### SHORT PROBLEM
Write out all of the records precisely. Skip anything that is a picture.

### DATA SHOWN
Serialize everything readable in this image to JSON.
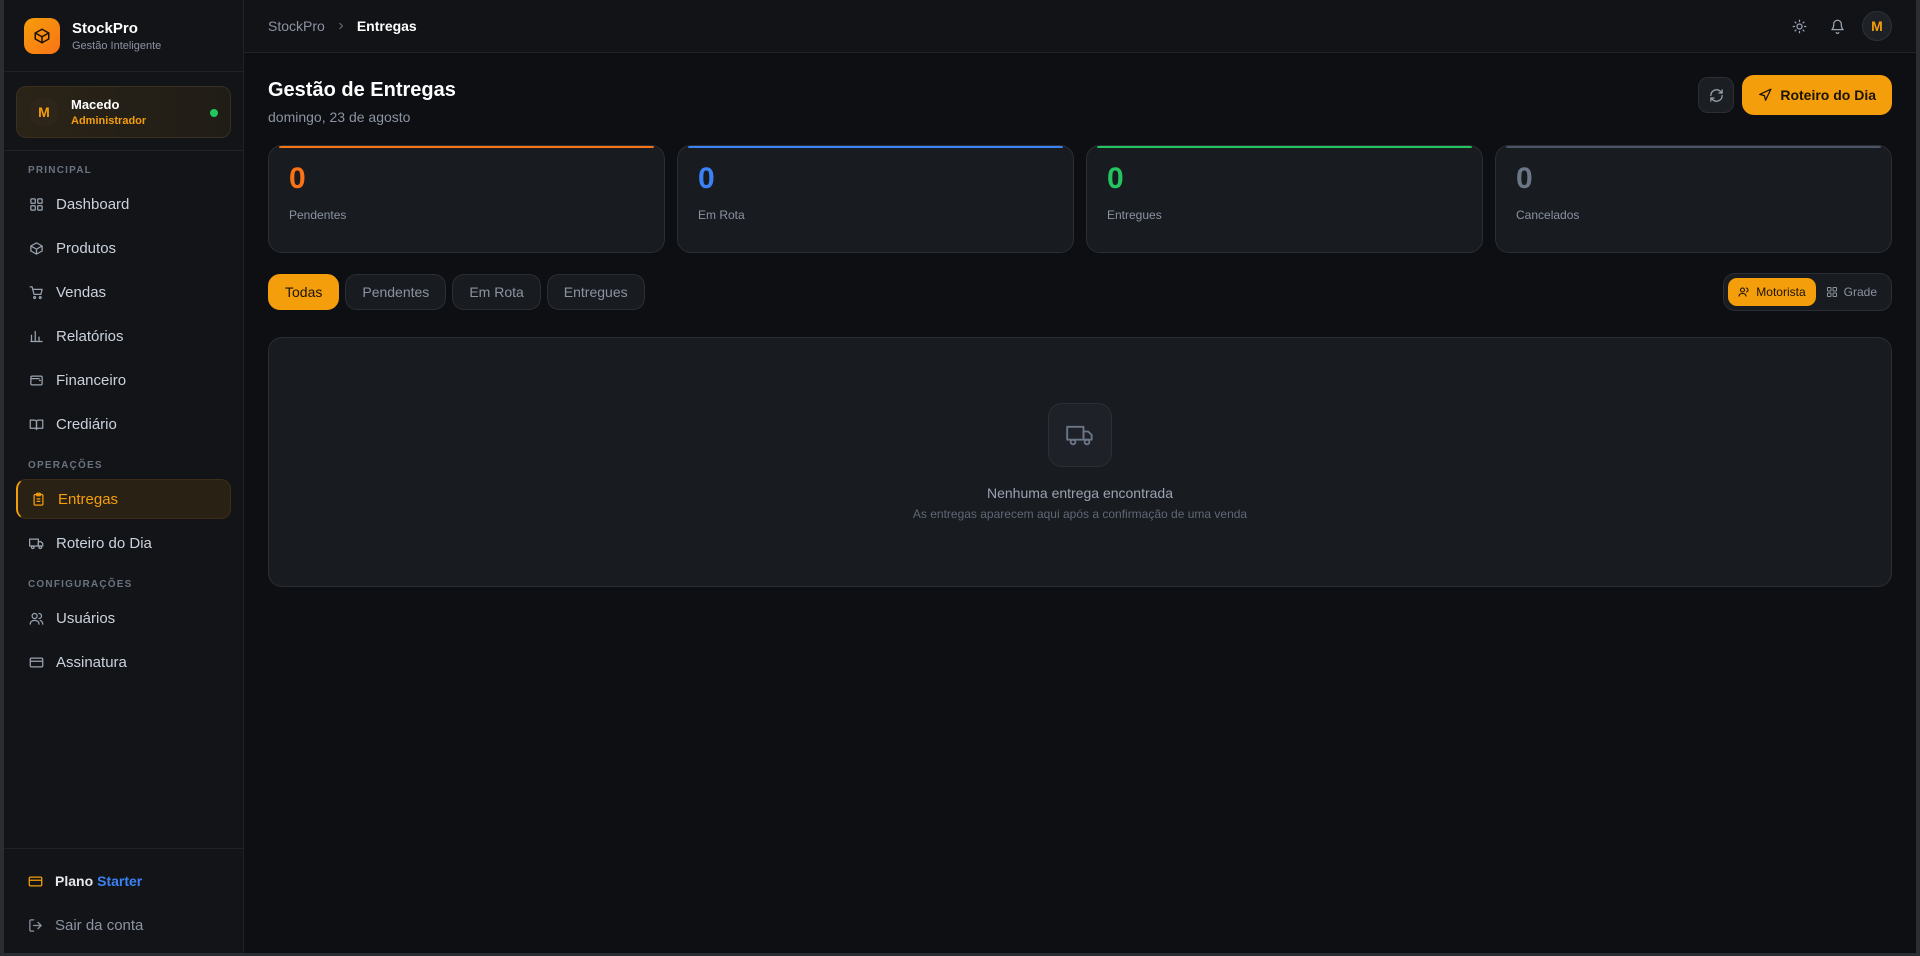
{
  "brand": {
    "name": "StockPro",
    "tagline": "Gestão Inteligente",
    "icon": "box-icon"
  },
  "user": {
    "initial": "M",
    "name": "Macedo",
    "role": "Administrador",
    "status_color": "#22c55e"
  },
  "sidebar": {
    "sections": [
      {
        "label": "PRINCIPAL"
      },
      {
        "label": "OPERAÇÕES"
      },
      {
        "label": "CONFIGURAÇÕES"
      }
    ],
    "items": [
      {
        "label": "Dashboard",
        "icon": "grid-icon"
      },
      {
        "label": "Produtos",
        "icon": "package-icon"
      },
      {
        "label": "Vendas",
        "icon": "cart-icon"
      },
      {
        "label": "Relatórios",
        "icon": "bar-chart-icon"
      },
      {
        "label": "Financeiro",
        "icon": "wallet-icon"
      },
      {
        "label": "Crediário",
        "icon": "book-icon"
      },
      {
        "label": "Entregas",
        "icon": "clipboard-icon",
        "active": true
      },
      {
        "label": "Roteiro do Dia",
        "icon": "truck-icon"
      },
      {
        "label": "Usuários",
        "icon": "users-icon"
      },
      {
        "label": "Assinatura",
        "icon": "credit-card-icon"
      }
    ],
    "plan": {
      "label": "Plano",
      "value": "Starter"
    },
    "logout": "Sair da conta"
  },
  "topbar": {
    "breadcrumb": [
      "StockPro",
      "Entregas"
    ],
    "avatar_initial": "M"
  },
  "page": {
    "title": "Gestão de Entregas",
    "date": "domingo, 23 de agosto",
    "primary_action": "Roteiro do Dia"
  },
  "stats": [
    {
      "value": "0",
      "label": "Pendentes",
      "color": "#f97316"
    },
    {
      "value": "0",
      "label": "Em Rota",
      "color": "#3b82f6"
    },
    {
      "value": "0",
      "label": "Entregues",
      "color": "#22c55e"
    },
    {
      "value": "0",
      "label": "Cancelados",
      "color": "#6b7686"
    }
  ],
  "filters": [
    "Todas",
    "Pendentes",
    "Em Rota",
    "Entregues"
  ],
  "active_filter": "Todas",
  "view_toggle": [
    "Motorista",
    "Grade"
  ],
  "active_view": "Motorista",
  "empty_state": {
    "title": "Nenhuma entrega encontrada",
    "subtitle": "As entregas aparecem aqui após a confirmação de uma venda"
  },
  "colors": {
    "accent": "#f59e0b",
    "background": "#0d0f13",
    "card": "#181b20"
  }
}
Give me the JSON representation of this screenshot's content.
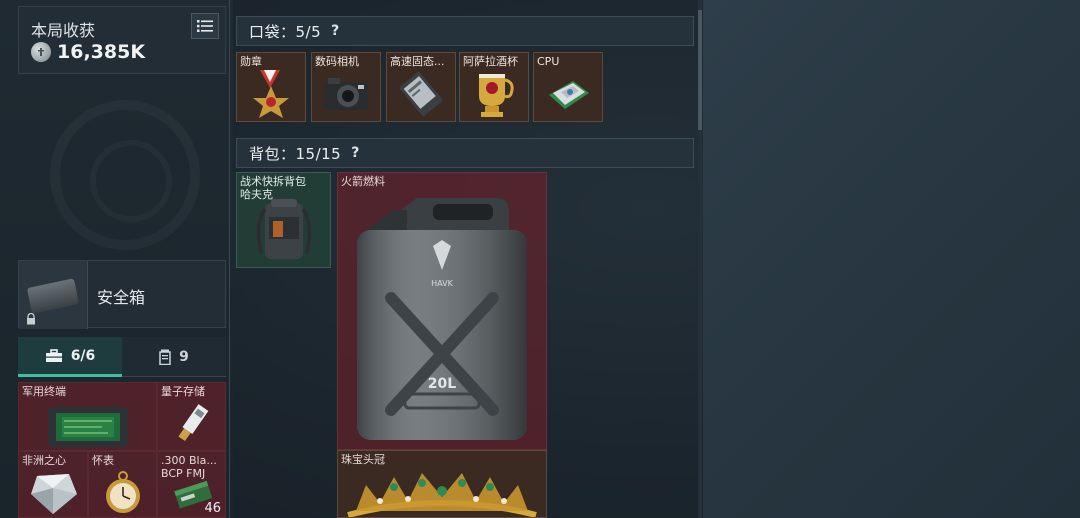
{
  "loot": {
    "title": "本局收获",
    "value": "16,385K"
  },
  "safe_box": {
    "label": "安全箱"
  },
  "tabs": [
    {
      "label": "6/6",
      "icon": "toolbox-icon",
      "active": true
    },
    {
      "label": "9",
      "icon": "canister-icon",
      "active": false
    }
  ],
  "safe_items": [
    {
      "label": "军用终端"
    },
    {
      "label": "量子存储"
    },
    {
      "label": "非洲之心"
    },
    {
      "label": "怀表"
    },
    {
      "label": ".300 Bla... BCP FMJ",
      "count": "46"
    }
  ],
  "pockets": {
    "title": "口袋：5/5",
    "help": "?",
    "items": [
      {
        "label": "勋章"
      },
      {
        "label": "数码相机"
      },
      {
        "label": "高速固态..."
      },
      {
        "label": "阿萨拉酒杯"
      },
      {
        "label": "CPU"
      }
    ]
  },
  "backpack": {
    "title": "背包：15/15",
    "help": "?",
    "items": [
      {
        "label": "战术快拆背包 哈夫克"
      },
      {
        "label": "火箭燃料",
        "can_brand": "HAVK",
        "can_volume": "20L"
      },
      {
        "label": "珠宝头冠"
      }
    ]
  },
  "colors": {
    "rare_red": "#70202a",
    "gold_tier": "#3a2a22",
    "green_tier": "#223d36",
    "accent_teal": "#3fbf9a"
  }
}
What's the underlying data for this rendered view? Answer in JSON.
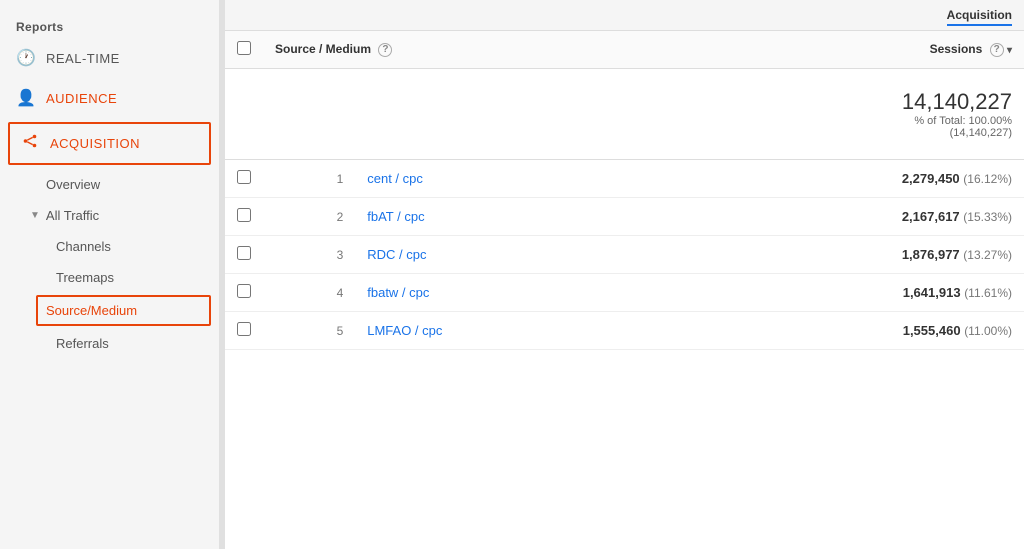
{
  "sidebar": {
    "section_title": "Reports",
    "items": [
      {
        "id": "realtime",
        "label": "REAL-TIME",
        "icon": "🕐"
      },
      {
        "id": "audience",
        "label": "AUDIENCE",
        "icon": "👤",
        "active": false,
        "is_audience": true
      },
      {
        "id": "acquisition",
        "label": "ACQUISITION",
        "icon": "⇒",
        "active": true
      }
    ],
    "sub_items": [
      {
        "id": "overview",
        "label": "Overview"
      },
      {
        "id": "all-traffic",
        "label": "All Traffic",
        "has_arrow": true
      },
      {
        "id": "channels",
        "label": "Channels"
      },
      {
        "id": "treemaps",
        "label": "Treemaps"
      },
      {
        "id": "source-medium",
        "label": "Source/Medium",
        "active": true
      },
      {
        "id": "referrals",
        "label": "Referrals"
      }
    ]
  },
  "table": {
    "acquisition_header": "Acquisition",
    "column_source_medium": "Source / Medium",
    "column_sessions": "Sessions",
    "help_icon_label": "?",
    "totals": {
      "value": "14,140,227",
      "percent_label": "% of Total: 100.00%",
      "total_in_parens": "(14,140,227)"
    },
    "rows": [
      {
        "rank": 1,
        "source": "cent / cpc",
        "sessions": "2,279,450",
        "pct": "(16.12%)"
      },
      {
        "rank": 2,
        "source": "fbAT / cpc",
        "sessions": "2,167,617",
        "pct": "(15.33%)"
      },
      {
        "rank": 3,
        "source": "RDC / cpc",
        "sessions": "1,876,977",
        "pct": "(13.27%)"
      },
      {
        "rank": 4,
        "source": "fbatw / cpc",
        "sessions": "1,641,913",
        "pct": "(11.61%)"
      },
      {
        "rank": 5,
        "source": "LMFAO / cpc",
        "sessions": "1,555,460",
        "pct": "(11.00%)"
      }
    ]
  }
}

### COMPLETE OUTPUT
Serialize everything readable in this image to JSON.
{
  "brand": {
    "name": "StockPro",
    "tagline": "Gestão Inteligente",
    "icon": "box-icon"
  },
  "user": {
    "initial": "M",
    "name": "Macedo",
    "role": "Administrador",
    "status_color": "#22c55e"
  },
  "sidebar": {
    "sections": [
      {
        "label": "PRINCIPAL"
      },
      {
        "label": "OPERAÇÕES"
      },
      {
        "label": "CONFIGURAÇÕES"
      }
    ],
    "items": [
      {
        "label": "Dashboard",
        "icon": "grid-icon"
      },
      {
        "label": "Produtos",
        "icon": "package-icon"
      },
      {
        "label": "Vendas",
        "icon": "cart-icon"
      },
      {
        "label": "Relatórios",
        "icon": "bar-chart-icon"
      },
      {
        "label": "Financeiro",
        "icon": "wallet-icon"
      },
      {
        "label": "Crediário",
        "icon": "book-icon"
      },
      {
        "label": "Entregas",
        "icon": "clipboard-icon",
        "active": true
      },
      {
        "label": "Roteiro do Dia",
        "icon": "truck-icon"
      },
      {
        "label": "Usuários",
        "icon": "users-icon"
      },
      {
        "label": "Assinatura",
        "icon": "credit-card-icon"
      }
    ],
    "plan": {
      "label": "Plano",
      "value": "Starter"
    },
    "logout": "Sair da conta"
  },
  "topbar": {
    "breadcrumb": [
      "StockPro",
      "Entregas"
    ],
    "avatar_initial": "M"
  },
  "page": {
    "title": "Gestão de Entregas",
    "date": "domingo, 23 de agosto",
    "primary_action": "Roteiro do Dia"
  },
  "stats": [
    {
      "value": "0",
      "label": "Pendentes",
      "color": "#f97316"
    },
    {
      "value": "0",
      "label": "Em Rota",
      "color": "#3b82f6"
    },
    {
      "value": "0",
      "label": "Entregues",
      "color": "#22c55e"
    },
    {
      "value": "0",
      "label": "Cancelados",
      "color": "#6b7686"
    }
  ],
  "filters": [
    "Todas",
    "Pendentes",
    "Em Rota",
    "Entregues"
  ],
  "active_filter": "Todas",
  "view_toggle": [
    "Motorista",
    "Grade"
  ],
  "active_view": "Motorista",
  "empty_state": {
    "title": "Nenhuma entrega encontrada",
    "subtitle": "As entregas aparecem aqui após a confirmação de uma venda"
  },
  "colors": {
    "accent": "#f59e0b",
    "background": "#0d0f13",
    "card": "#181b20"
  }
}
Give me the JSON representation of this screenshot's content.
{
  "loot": {
    "title": "本局收获",
    "value": "16,385K"
  },
  "safe_box": {
    "label": "安全箱"
  },
  "tabs": [
    {
      "label": "6/6",
      "icon": "toolbox-icon",
      "active": true
    },
    {
      "label": "9",
      "icon": "canister-icon",
      "active": false
    }
  ],
  "safe_items": [
    {
      "label": "军用终端"
    },
    {
      "label": "量子存储"
    },
    {
      "label": "非洲之心"
    },
    {
      "label": "怀表"
    },
    {
      "label": ".300 Bla... BCP FMJ",
      "count": "46"
    }
  ],
  "pockets": {
    "title": "口袋：5/5",
    "help": "?",
    "items": [
      {
        "label": "勋章"
      },
      {
        "label": "数码相机"
      },
      {
        "label": "高速固态..."
      },
      {
        "label": "阿萨拉酒杯"
      },
      {
        "label": "CPU"
      }
    ]
  },
  "backpack": {
    "title": "背包：15/15",
    "help": "?",
    "items": [
      {
        "label": "战术快拆背包 哈夫克"
      },
      {
        "label": "火箭燃料",
        "can_brand": "HAVK",
        "can_volume": "20L"
      },
      {
        "label": "珠宝头冠"
      }
    ]
  },
  "colors": {
    "rare_red": "#70202a",
    "gold_tier": "#3a2a22",
    "green_tier": "#223d36",
    "accent_teal": "#3fbf9a"
  }
}
What's the underlying data for this rendered view? Answer in JSON.
{
  "sidebar": {
    "section_title": "Reports",
    "items": [
      {
        "id": "realtime",
        "label": "REAL-TIME",
        "icon": "🕐"
      },
      {
        "id": "audience",
        "label": "AUDIENCE",
        "icon": "👤",
        "active": false,
        "is_audience": true
      },
      {
        "id": "acquisition",
        "label": "ACQUISITION",
        "icon": "⇒",
        "active": true
      }
    ],
    "sub_items": [
      {
        "id": "overview",
        "label": "Overview"
      },
      {
        "id": "all-traffic",
        "label": "All Traffic",
        "has_arrow": true
      },
      {
        "id": "channels",
        "label": "Channels"
      },
      {
        "id": "treemaps",
        "label": "Treemaps"
      },
      {
        "id": "source-medium",
        "label": "Source/Medium",
        "active": true
      },
      {
        "id": "referrals",
        "label": "Referrals"
      }
    ]
  },
  "table": {
    "acquisition_header": "Acquisition",
    "column_source_medium": "Source / Medium",
    "column_sessions": "Sessions",
    "help_icon_label": "?",
    "totals": {
      "value": "14,140,227",
      "percent_label": "% of Total: 100.00%",
      "total_in_parens": "(14,140,227)"
    },
    "rows": [
      {
        "rank": 1,
        "source": "cent / cpc",
        "sessions": "2,279,450",
        "pct": "(16.12%)"
      },
      {
        "rank": 2,
        "source": "fbAT / cpc",
        "sessions": "2,167,617",
        "pct": "(15.33%)"
      },
      {
        "rank": 3,
        "source": "RDC / cpc",
        "sessions": "1,876,977",
        "pct": "(13.27%)"
      },
      {
        "rank": 4,
        "source": "fbatw / cpc",
        "sessions": "1,641,913",
        "pct": "(11.61%)"
      },
      {
        "rank": 5,
        "source": "LMFAO / cpc",
        "sessions": "1,555,460",
        "pct": "(11.00%)"
      }
    ]
  }
}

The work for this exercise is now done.